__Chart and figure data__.
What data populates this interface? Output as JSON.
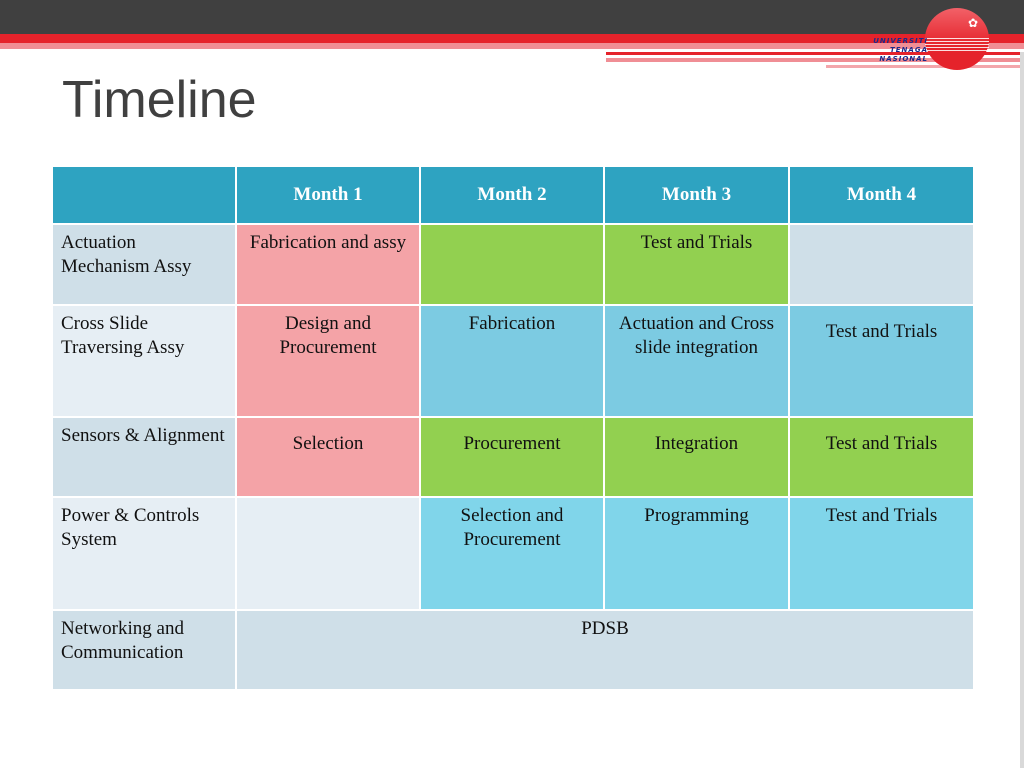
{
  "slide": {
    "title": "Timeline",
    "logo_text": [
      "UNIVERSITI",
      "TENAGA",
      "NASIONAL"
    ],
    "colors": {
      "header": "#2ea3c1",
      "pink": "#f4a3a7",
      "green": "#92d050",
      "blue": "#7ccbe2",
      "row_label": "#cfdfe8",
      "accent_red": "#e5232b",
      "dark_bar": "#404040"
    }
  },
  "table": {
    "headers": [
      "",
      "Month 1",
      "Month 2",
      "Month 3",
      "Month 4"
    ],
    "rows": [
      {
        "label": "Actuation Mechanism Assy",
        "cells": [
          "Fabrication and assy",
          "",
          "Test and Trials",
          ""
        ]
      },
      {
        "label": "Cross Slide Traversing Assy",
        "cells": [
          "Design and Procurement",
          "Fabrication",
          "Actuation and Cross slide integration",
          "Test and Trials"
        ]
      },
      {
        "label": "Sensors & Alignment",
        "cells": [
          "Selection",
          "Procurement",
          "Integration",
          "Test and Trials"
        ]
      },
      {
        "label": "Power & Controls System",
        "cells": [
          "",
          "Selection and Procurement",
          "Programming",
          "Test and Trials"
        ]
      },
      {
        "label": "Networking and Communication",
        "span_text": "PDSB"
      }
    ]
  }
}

__What you should do__.
Leave out the pictures, and give all the records again exactly.

__Solution to the problem__.
What data populates this interface? Output as JSON.
{
  "slide": {
    "title": "Timeline",
    "logo_text": [
      "UNIVERSITI",
      "TENAGA",
      "NASIONAL"
    ],
    "colors": {
      "header": "#2ea3c1",
      "pink": "#f4a3a7",
      "green": "#92d050",
      "blue": "#7ccbe2",
      "row_label": "#cfdfe8",
      "accent_red": "#e5232b",
      "dark_bar": "#404040"
    }
  },
  "table": {
    "headers": [
      "",
      "Month 1",
      "Month 2",
      "Month 3",
      "Month 4"
    ],
    "rows": [
      {
        "label": "Actuation Mechanism Assy",
        "cells": [
          "Fabrication and assy",
          "",
          "Test and Trials",
          ""
        ]
      },
      {
        "label": "Cross Slide Traversing Assy",
        "cells": [
          "Design and Procurement",
          "Fabrication",
          "Actuation and Cross slide integration",
          "Test and Trials"
        ]
      },
      {
        "label": "Sensors & Alignment",
        "cells": [
          "Selection",
          "Procurement",
          "Integration",
          "Test and Trials"
        ]
      },
      {
        "label": "Power & Controls System",
        "cells": [
          "",
          "Selection and Procurement",
          "Programming",
          "Test and Trials"
        ]
      },
      {
        "label": "Networking and Communication",
        "span_text": "PDSB"
      }
    ]
  }
}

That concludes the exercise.